Source records:
__________________________________________________

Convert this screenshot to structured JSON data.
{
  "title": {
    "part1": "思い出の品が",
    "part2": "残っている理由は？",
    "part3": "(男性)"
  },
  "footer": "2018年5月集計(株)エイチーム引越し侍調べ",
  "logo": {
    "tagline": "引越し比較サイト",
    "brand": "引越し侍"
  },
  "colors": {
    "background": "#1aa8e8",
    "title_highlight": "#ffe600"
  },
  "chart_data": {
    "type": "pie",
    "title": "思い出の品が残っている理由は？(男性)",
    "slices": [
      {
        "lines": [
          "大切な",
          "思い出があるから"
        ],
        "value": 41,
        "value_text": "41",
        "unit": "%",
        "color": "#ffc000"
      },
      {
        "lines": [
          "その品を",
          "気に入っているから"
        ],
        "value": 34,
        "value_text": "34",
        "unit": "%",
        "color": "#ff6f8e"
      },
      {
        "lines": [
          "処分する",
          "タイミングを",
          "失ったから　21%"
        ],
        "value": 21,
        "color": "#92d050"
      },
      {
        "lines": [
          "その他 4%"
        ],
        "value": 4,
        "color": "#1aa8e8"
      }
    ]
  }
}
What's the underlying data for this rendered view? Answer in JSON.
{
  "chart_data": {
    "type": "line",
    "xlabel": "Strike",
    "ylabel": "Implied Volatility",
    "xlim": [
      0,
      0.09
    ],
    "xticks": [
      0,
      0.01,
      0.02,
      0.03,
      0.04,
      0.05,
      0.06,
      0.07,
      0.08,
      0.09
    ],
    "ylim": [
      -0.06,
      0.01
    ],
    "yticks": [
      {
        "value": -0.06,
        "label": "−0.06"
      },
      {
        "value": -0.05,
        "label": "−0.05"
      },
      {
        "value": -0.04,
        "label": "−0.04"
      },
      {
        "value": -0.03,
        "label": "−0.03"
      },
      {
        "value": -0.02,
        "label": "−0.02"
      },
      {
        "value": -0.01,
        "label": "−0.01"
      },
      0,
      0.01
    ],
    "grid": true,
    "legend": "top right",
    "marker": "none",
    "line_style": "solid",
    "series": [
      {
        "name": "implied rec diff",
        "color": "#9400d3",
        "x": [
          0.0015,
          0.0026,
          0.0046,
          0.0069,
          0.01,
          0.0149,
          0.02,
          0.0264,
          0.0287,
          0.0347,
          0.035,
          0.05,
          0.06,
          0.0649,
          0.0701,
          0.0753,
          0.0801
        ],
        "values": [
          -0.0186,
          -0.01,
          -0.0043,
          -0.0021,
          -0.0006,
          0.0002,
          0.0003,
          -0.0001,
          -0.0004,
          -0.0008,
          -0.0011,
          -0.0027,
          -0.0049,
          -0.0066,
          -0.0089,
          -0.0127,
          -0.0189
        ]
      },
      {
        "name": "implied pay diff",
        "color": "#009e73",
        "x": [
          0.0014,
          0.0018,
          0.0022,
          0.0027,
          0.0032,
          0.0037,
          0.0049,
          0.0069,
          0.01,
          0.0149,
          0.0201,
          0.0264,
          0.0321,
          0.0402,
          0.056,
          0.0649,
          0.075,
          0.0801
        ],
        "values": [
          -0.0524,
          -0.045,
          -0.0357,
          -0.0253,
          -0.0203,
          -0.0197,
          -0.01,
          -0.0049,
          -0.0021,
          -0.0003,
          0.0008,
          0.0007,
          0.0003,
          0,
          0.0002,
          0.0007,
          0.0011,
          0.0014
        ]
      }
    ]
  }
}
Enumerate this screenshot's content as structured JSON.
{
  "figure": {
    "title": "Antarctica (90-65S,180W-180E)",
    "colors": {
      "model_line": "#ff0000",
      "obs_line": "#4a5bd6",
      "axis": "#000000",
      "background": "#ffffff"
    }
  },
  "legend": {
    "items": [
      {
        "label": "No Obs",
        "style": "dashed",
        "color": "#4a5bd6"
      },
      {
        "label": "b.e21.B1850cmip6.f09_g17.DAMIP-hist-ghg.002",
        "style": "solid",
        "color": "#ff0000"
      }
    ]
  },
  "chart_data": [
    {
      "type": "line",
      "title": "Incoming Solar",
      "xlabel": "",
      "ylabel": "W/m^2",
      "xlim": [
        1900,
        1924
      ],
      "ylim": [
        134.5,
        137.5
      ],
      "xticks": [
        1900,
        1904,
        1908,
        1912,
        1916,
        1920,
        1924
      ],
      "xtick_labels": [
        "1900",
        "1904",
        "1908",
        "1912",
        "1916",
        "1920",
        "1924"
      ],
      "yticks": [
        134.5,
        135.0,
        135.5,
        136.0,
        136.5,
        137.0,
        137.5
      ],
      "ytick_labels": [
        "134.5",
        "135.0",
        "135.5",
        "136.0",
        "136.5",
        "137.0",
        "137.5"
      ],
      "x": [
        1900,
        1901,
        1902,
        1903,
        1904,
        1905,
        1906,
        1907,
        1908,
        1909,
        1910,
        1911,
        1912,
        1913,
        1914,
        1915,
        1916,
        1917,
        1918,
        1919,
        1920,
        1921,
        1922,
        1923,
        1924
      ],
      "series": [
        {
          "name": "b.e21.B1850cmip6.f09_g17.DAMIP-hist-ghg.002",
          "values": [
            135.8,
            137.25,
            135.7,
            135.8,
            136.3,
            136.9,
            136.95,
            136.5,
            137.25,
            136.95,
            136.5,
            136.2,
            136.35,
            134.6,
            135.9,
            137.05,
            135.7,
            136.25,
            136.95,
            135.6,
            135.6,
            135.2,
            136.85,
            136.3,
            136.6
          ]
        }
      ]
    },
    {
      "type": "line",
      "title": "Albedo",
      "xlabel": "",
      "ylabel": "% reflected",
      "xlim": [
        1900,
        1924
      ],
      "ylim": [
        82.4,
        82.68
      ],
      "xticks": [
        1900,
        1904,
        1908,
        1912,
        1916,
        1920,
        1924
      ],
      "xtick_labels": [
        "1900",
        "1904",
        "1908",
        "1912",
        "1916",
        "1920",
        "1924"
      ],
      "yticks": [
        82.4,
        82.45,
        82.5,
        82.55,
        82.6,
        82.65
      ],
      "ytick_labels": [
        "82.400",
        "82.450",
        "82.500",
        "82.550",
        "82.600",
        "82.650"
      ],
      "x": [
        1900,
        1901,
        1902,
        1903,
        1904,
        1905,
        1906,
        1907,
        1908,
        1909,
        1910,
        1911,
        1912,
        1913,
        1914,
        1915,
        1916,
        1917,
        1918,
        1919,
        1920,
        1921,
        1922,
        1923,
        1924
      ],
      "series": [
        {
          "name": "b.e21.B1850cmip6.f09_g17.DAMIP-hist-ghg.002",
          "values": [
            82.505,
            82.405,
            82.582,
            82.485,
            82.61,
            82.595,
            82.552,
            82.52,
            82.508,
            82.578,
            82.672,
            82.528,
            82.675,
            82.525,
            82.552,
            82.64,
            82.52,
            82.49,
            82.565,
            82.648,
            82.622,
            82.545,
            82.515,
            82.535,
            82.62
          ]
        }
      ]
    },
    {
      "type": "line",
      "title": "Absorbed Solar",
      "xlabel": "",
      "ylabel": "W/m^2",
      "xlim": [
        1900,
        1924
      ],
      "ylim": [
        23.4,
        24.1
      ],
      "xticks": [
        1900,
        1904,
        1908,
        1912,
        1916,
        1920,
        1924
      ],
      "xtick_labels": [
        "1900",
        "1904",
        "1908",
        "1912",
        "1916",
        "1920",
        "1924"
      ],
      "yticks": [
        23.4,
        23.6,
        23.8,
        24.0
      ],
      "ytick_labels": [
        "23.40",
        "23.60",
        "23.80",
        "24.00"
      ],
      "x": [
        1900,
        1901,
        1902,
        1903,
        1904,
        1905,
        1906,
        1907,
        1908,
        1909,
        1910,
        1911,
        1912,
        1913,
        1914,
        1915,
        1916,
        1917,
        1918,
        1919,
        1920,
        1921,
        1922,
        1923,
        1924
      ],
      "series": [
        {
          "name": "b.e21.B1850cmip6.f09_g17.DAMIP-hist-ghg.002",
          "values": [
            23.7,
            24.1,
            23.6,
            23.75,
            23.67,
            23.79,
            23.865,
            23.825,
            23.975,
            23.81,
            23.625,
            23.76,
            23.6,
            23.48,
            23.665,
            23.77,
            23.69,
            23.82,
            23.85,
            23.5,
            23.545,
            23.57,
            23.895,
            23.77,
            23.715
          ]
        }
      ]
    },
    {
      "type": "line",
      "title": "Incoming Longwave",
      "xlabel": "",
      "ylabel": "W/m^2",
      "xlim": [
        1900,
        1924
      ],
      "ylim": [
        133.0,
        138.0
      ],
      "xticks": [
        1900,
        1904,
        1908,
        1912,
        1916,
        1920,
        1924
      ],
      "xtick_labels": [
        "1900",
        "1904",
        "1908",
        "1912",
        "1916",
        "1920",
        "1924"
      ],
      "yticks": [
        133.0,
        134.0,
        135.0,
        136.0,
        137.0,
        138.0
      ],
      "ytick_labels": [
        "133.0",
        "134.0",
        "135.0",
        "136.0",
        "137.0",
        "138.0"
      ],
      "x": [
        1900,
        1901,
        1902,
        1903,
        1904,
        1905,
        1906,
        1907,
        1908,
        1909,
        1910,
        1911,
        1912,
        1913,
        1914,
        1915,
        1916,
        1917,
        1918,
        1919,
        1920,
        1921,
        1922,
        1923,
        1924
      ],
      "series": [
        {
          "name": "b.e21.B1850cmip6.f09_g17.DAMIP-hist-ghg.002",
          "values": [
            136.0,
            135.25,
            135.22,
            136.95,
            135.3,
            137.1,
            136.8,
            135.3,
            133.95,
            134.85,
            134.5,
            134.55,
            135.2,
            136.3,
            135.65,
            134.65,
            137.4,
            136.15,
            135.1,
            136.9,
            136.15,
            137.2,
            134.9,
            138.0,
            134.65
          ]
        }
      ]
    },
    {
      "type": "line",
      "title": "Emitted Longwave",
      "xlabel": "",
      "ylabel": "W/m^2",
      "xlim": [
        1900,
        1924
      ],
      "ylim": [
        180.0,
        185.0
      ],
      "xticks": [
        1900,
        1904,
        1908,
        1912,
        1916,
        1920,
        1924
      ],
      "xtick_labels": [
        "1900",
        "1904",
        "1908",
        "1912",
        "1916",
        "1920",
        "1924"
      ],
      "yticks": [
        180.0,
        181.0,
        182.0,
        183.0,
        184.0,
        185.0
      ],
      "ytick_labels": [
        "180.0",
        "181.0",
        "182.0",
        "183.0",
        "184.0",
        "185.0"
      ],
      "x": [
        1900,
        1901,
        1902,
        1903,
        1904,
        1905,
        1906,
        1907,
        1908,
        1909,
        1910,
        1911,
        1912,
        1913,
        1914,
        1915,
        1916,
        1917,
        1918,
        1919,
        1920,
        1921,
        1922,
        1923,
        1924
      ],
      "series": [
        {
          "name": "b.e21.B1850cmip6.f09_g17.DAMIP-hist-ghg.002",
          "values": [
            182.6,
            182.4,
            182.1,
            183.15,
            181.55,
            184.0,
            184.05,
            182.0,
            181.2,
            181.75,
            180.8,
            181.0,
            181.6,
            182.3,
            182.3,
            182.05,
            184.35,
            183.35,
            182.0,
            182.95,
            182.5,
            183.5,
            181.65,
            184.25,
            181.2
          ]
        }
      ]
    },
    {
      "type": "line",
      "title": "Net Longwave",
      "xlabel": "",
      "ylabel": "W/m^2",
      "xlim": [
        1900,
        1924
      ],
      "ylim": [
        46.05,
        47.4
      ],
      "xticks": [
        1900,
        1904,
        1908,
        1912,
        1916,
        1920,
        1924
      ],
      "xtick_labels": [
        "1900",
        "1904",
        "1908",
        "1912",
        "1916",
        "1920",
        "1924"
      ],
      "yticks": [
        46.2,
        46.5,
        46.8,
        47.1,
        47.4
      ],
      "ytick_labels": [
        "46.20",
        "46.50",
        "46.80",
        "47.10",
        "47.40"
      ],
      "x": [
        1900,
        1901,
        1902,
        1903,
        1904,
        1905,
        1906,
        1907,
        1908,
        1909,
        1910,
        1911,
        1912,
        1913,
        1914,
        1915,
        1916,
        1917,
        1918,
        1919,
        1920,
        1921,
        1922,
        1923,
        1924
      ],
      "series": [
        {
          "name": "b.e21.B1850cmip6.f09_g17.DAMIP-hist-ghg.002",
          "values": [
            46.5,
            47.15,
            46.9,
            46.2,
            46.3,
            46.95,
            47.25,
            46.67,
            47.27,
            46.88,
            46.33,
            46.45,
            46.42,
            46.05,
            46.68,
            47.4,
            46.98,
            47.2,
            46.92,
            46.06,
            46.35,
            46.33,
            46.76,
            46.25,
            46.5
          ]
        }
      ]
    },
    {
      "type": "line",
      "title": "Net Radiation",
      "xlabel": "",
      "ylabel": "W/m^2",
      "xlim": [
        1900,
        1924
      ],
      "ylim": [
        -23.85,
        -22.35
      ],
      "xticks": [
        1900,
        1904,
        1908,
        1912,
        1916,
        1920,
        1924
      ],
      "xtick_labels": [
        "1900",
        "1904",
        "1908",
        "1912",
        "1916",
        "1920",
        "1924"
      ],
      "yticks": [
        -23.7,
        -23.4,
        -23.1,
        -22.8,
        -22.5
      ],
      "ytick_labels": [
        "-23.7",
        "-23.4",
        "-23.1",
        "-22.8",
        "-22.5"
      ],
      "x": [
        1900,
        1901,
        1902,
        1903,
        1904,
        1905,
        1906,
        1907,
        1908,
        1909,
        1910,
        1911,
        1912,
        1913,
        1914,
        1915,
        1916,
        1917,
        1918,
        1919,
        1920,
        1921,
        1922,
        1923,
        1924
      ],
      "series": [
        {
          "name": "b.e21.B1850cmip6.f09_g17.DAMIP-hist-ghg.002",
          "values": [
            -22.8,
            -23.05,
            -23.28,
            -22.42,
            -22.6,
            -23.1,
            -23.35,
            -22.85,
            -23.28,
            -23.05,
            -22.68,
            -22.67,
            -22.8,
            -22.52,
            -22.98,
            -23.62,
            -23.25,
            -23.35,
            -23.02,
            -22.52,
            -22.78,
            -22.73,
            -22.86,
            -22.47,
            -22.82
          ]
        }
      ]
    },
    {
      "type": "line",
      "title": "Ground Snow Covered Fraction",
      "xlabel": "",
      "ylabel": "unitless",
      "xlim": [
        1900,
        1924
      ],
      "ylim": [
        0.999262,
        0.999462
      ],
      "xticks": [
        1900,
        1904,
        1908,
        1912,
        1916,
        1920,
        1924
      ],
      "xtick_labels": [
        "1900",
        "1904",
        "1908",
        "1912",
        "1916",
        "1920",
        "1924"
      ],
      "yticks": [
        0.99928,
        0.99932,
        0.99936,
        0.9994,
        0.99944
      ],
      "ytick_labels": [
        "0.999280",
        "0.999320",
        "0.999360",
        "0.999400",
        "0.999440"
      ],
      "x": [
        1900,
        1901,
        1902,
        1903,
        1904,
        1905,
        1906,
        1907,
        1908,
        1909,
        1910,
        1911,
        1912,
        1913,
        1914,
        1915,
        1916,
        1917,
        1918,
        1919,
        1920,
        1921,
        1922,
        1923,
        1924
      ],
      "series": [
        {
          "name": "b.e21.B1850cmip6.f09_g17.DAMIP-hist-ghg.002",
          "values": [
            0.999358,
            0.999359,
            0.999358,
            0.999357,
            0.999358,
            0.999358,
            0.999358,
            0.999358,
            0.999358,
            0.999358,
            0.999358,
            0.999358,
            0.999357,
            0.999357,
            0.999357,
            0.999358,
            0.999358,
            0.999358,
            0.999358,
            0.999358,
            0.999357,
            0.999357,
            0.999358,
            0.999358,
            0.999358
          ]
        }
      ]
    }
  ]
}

__________________________________________________

▸ PROBLEM STATEMENT
From the listing above, return each line with the word "JSON".

▸ THE OUTPUT
Convert this screenshot to structured JSON data.
What's the underlying data for this rendered view? Answer in JSON.
Enumerate this screenshot's content as structured JSON.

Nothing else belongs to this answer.